[Some records]
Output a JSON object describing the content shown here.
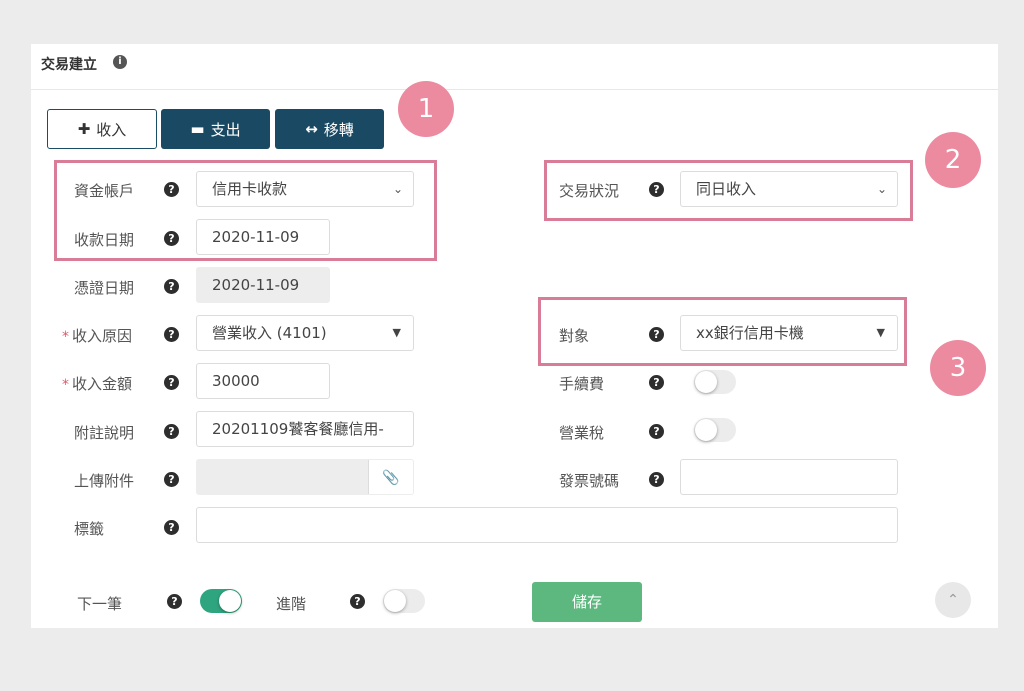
{
  "header": {
    "title": "交易建立",
    "info_icon": "i"
  },
  "tabs": [
    {
      "icon": "✚",
      "label": "收入"
    },
    {
      "icon": "▬",
      "label": "支出"
    },
    {
      "icon": "↔",
      "label": "移轉"
    }
  ],
  "help_icon": "?",
  "left_form": {
    "account": {
      "label": "資金帳戶",
      "value": "信用卡收款"
    },
    "receipt_date": {
      "label": "收款日期",
      "value": "2020-11-09"
    },
    "voucher_date": {
      "label": "憑證日期",
      "value": "2020-11-09"
    },
    "income_reason": {
      "label": "收入原因",
      "value": "營業收入 (4101)"
    },
    "income_amount": {
      "label": "收入金額",
      "value": "30000"
    },
    "note": {
      "label": "附註說明",
      "value": "20201109饕客餐廳信用-"
    },
    "attachment": {
      "label": "上傳附件"
    },
    "tags": {
      "label": "標籤",
      "value": ""
    }
  },
  "right_form": {
    "status": {
      "label": "交易狀況",
      "value": "同日收入"
    },
    "party": {
      "label": "對象",
      "value": "xx銀行信用卡機"
    },
    "fee": {
      "label": "手續費",
      "on": false
    },
    "business_tax": {
      "label": "營業稅",
      "on": false
    },
    "invoice_no": {
      "label": "發票號碼",
      "value": ""
    }
  },
  "required_mark": "*",
  "footer": {
    "next_label": "下一筆",
    "next_on": true,
    "advanced_label": "進階",
    "advanced_on": false,
    "save_label": "儲存"
  },
  "annotations": [
    "1",
    "2",
    "3"
  ],
  "colors": {
    "primary": "#1a4a63",
    "success": "#5db87f",
    "toggle_on": "#2fa57f",
    "highlight": "#d97c97",
    "badge": "#ec8a9f"
  }
}
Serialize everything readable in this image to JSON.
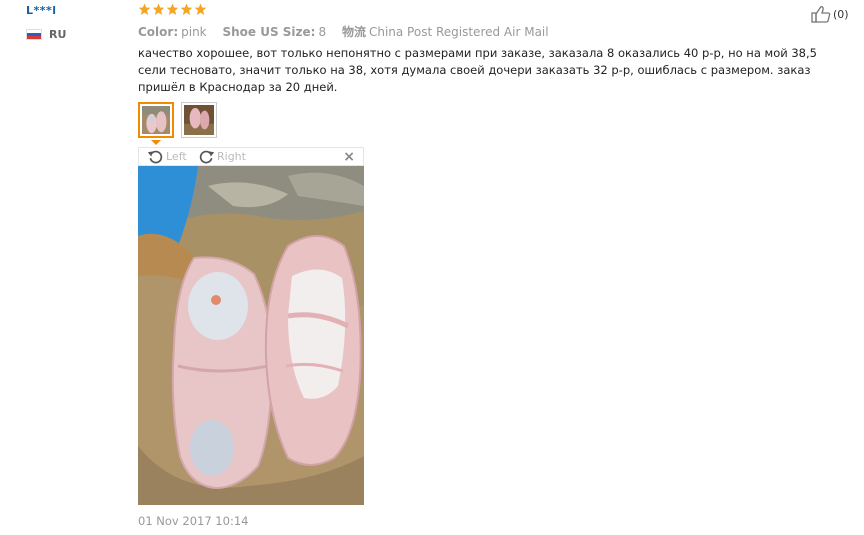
{
  "user": {
    "name": "L***l",
    "country": "RU"
  },
  "rating": {
    "stars": 5,
    "color": "#f5a623"
  },
  "attributes": [
    {
      "key": "Color:",
      "value": "pink"
    },
    {
      "key": "Shoe US Size:",
      "value": "8"
    },
    {
      "key": "物流",
      "value": "China Post Registered Air Mail"
    }
  ],
  "review": {
    "text": "качество хорошее, вот только непонятно с размерами при заказе, заказала 8 оказались 40 р-р, но на мой 38,5 сели тесновато, значит только на 38, хотя думала своей дочери заказать 32 р-р, ошиблась с размером. заказ пришёл в Краснодар за 20 дней."
  },
  "viewer": {
    "rotate_left": "Left",
    "rotate_right": "Right",
    "close": "×"
  },
  "date": "01 Nov 2017 10:14",
  "helpful": {
    "count": "(0)"
  },
  "colors": {
    "accent": "#f08c00",
    "link": "#1a5ea8"
  }
}
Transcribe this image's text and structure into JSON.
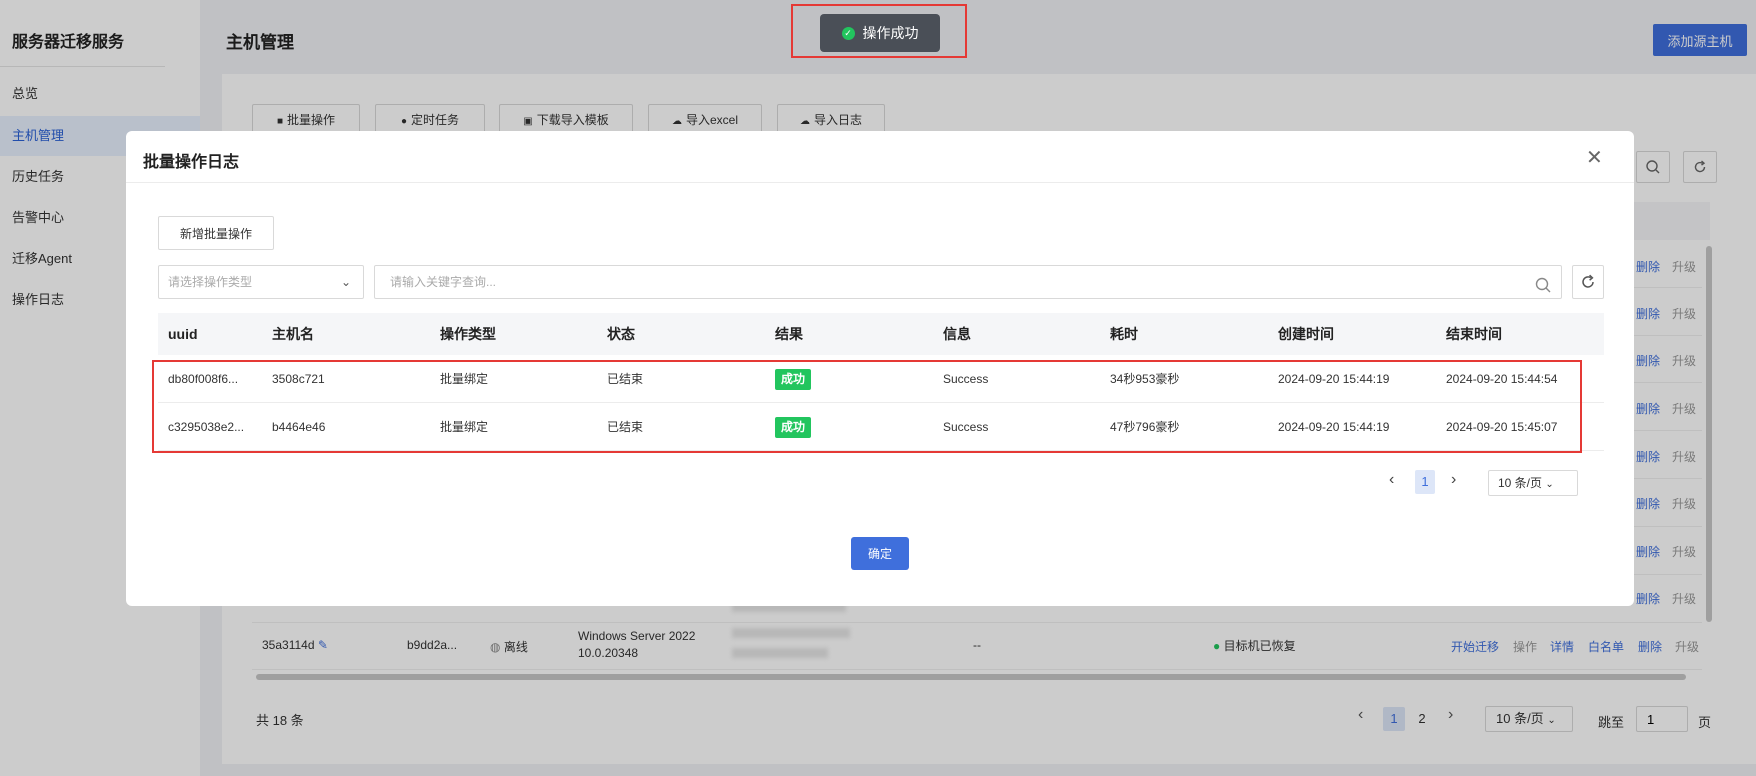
{
  "sidebar": {
    "title": "服务器迁移服务",
    "items": [
      {
        "label": "总览"
      },
      {
        "label": "主机管理"
      },
      {
        "label": "历史任务"
      },
      {
        "label": "告警中心"
      },
      {
        "label": "迁移Agent"
      },
      {
        "label": "操作日志"
      }
    ]
  },
  "header": {
    "title": "主机管理",
    "add_host_label": "添加源主机"
  },
  "toolbar": {
    "buttons": [
      {
        "label": "批量操作"
      },
      {
        "label": "定时任务"
      },
      {
        "label": "下载导入模板"
      },
      {
        "label": "导入excel"
      },
      {
        "label": "导入日志"
      }
    ]
  },
  "bg_table": {
    "row_delete_label": "删除",
    "row_upgrade_label": "升级",
    "last_row": {
      "id": "35a3114d",
      "host": "b9dd2a...",
      "status": "离线",
      "os_line1": "Windows Server 2022",
      "os_line2": "10.0.20348",
      "dash": "--",
      "recover": "目标机已恢复",
      "actions": [
        "开始迁移",
        "操作",
        "详情",
        "白名单",
        "删除",
        "升级"
      ]
    },
    "total": "共 18 条",
    "pages": [
      "1",
      "2"
    ],
    "page_size": "10 条/页",
    "goto_label": "跳至",
    "goto_value": "1",
    "page_unit": "页"
  },
  "toast": {
    "message": "操作成功"
  },
  "modal": {
    "title": "批量操作日志",
    "new_batch_label": "新增批量操作",
    "type_placeholder": "请选择操作类型",
    "search_placeholder": "请输入关键字查询...",
    "columns": [
      "uuid",
      "主机名",
      "操作类型",
      "状态",
      "结果",
      "信息",
      "耗时",
      "创建时间",
      "结束时间"
    ],
    "rows": [
      {
        "uuid": "db80f008f6...",
        "host": "3508c721",
        "type": "批量绑定",
        "state": "已结束",
        "result": "成功",
        "info": "Success",
        "duration": "34秒953豪秒",
        "created": "2024-09-20 15:44:19",
        "ended": "2024-09-20 15:44:54"
      },
      {
        "uuid": "c3295038e2...",
        "host": "b4464e46",
        "type": "批量绑定",
        "state": "已结束",
        "result": "成功",
        "info": "Success",
        "duration": "47秒796豪秒",
        "created": "2024-09-20 15:44:19",
        "ended": "2024-09-20 15:45:07"
      }
    ],
    "page": "1",
    "page_size": "10 条/页",
    "confirm_label": "确定"
  }
}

WHAT IS NEEDED
Restate the whole of the material word for word without the pictures.

FULL RESPONSE
Output a JSON object describing the content shown here.
{
  "header": {
    "title": "交易建立",
    "info_icon": "i"
  },
  "tabs": [
    {
      "icon": "✚",
      "label": "收入"
    },
    {
      "icon": "▬",
      "label": "支出"
    },
    {
      "icon": "↔",
      "label": "移轉"
    }
  ],
  "help_icon": "?",
  "left_form": {
    "account": {
      "label": "資金帳戶",
      "value": "信用卡收款"
    },
    "receipt_date": {
      "label": "收款日期",
      "value": "2020-11-09"
    },
    "voucher_date": {
      "label": "憑證日期",
      "value": "2020-11-09"
    },
    "income_reason": {
      "label": "收入原因",
      "value": "營業收入 (4101)"
    },
    "income_amount": {
      "label": "收入金額",
      "value": "30000"
    },
    "note": {
      "label": "附註說明",
      "value": "20201109饕客餐廳信用-"
    },
    "attachment": {
      "label": "上傳附件"
    },
    "tags": {
      "label": "標籤",
      "value": ""
    }
  },
  "right_form": {
    "status": {
      "label": "交易狀況",
      "value": "同日收入"
    },
    "party": {
      "label": "對象",
      "value": "xx銀行信用卡機"
    },
    "fee": {
      "label": "手續費",
      "on": false
    },
    "business_tax": {
      "label": "營業稅",
      "on": false
    },
    "invoice_no": {
      "label": "發票號碼",
      "value": ""
    }
  },
  "required_mark": "*",
  "footer": {
    "next_label": "下一筆",
    "next_on": true,
    "advanced_label": "進階",
    "advanced_on": false,
    "save_label": "儲存"
  },
  "annotations": [
    "1",
    "2",
    "3"
  ],
  "colors": {
    "primary": "#1a4a63",
    "success": "#5db87f",
    "toggle_on": "#2fa57f",
    "highlight": "#d97c97",
    "badge": "#ec8a9f"
  }
}
Serialize everything readable in this image to JSON.
{
  "user": {
    "name": "L***l",
    "country": "RU"
  },
  "rating": {
    "stars": 5,
    "color": "#f5a623"
  },
  "attributes": [
    {
      "key": "Color:",
      "value": "pink"
    },
    {
      "key": "Shoe US Size:",
      "value": "8"
    },
    {
      "key": "物流",
      "value": "China Post Registered Air Mail"
    }
  ],
  "review": {
    "text": "качество хорошее, вот только непонятно с размерами при заказе, заказала 8 оказались 40 р-р, но на мой 38,5 сели тесновато, значит только на 38, хотя думала своей дочери заказать 32 р-р, ошиблась с размером. заказ пришёл в Краснодар за 20 дней."
  },
  "viewer": {
    "rotate_left": "Left",
    "rotate_right": "Right",
    "close": "×"
  },
  "date": "01 Nov 2017 10:14",
  "helpful": {
    "count": "(0)"
  },
  "colors": {
    "accent": "#f08c00",
    "link": "#1a5ea8"
  }
}
Transcribe this image's text and structure into JSON.
{
  "sidebar": {
    "title": "服务器迁移服务",
    "items": [
      {
        "label": "总览"
      },
      {
        "label": "主机管理"
      },
      {
        "label": "历史任务"
      },
      {
        "label": "告警中心"
      },
      {
        "label": "迁移Agent"
      },
      {
        "label": "操作日志"
      }
    ]
  },
  "header": {
    "title": "主机管理",
    "add_host_label": "添加源主机"
  },
  "toolbar": {
    "buttons": [
      {
        "label": "批量操作"
      },
      {
        "label": "定时任务"
      },
      {
        "label": "下载导入模板"
      },
      {
        "label": "导入excel"
      },
      {
        "label": "导入日志"
      }
    ]
  },
  "bg_table": {
    "row_delete_label": "删除",
    "row_upgrade_label": "升级",
    "last_row": {
      "id": "35a3114d",
      "host": "b9dd2a...",
      "status": "离线",
      "os_line1": "Windows Server 2022",
      "os_line2": "10.0.20348",
      "dash": "--",
      "recover": "目标机已恢复",
      "actions": [
        "开始迁移",
        "操作",
        "详情",
        "白名单",
        "删除",
        "升级"
      ]
    },
    "total": "共 18 条",
    "pages": [
      "1",
      "2"
    ],
    "page_size": "10 条/页",
    "goto_label": "跳至",
    "goto_value": "1",
    "page_unit": "页"
  },
  "toast": {
    "message": "操作成功"
  },
  "modal": {
    "title": "批量操作日志",
    "new_batch_label": "新增批量操作",
    "type_placeholder": "请选择操作类型",
    "search_placeholder": "请输入关键字查询...",
    "columns": [
      "uuid",
      "主机名",
      "操作类型",
      "状态",
      "结果",
      "信息",
      "耗时",
      "创建时间",
      "结束时间"
    ],
    "rows": [
      {
        "uuid": "db80f008f6...",
        "host": "3508c721",
        "type": "批量绑定",
        "state": "已结束",
        "result": "成功",
        "info": "Success",
        "duration": "34秒953豪秒",
        "created": "2024-09-20 15:44:19",
        "ended": "2024-09-20 15:44:54"
      },
      {
        "uuid": "c3295038e2...",
        "host": "b4464e46",
        "type": "批量绑定",
        "state": "已结束",
        "result": "成功",
        "info": "Success",
        "duration": "47秒796豪秒",
        "created": "2024-09-20 15:44:19",
        "ended": "2024-09-20 15:45:07"
      }
    ],
    "page": "1",
    "page_size": "10 条/页",
    "confirm_label": "确定"
  }
}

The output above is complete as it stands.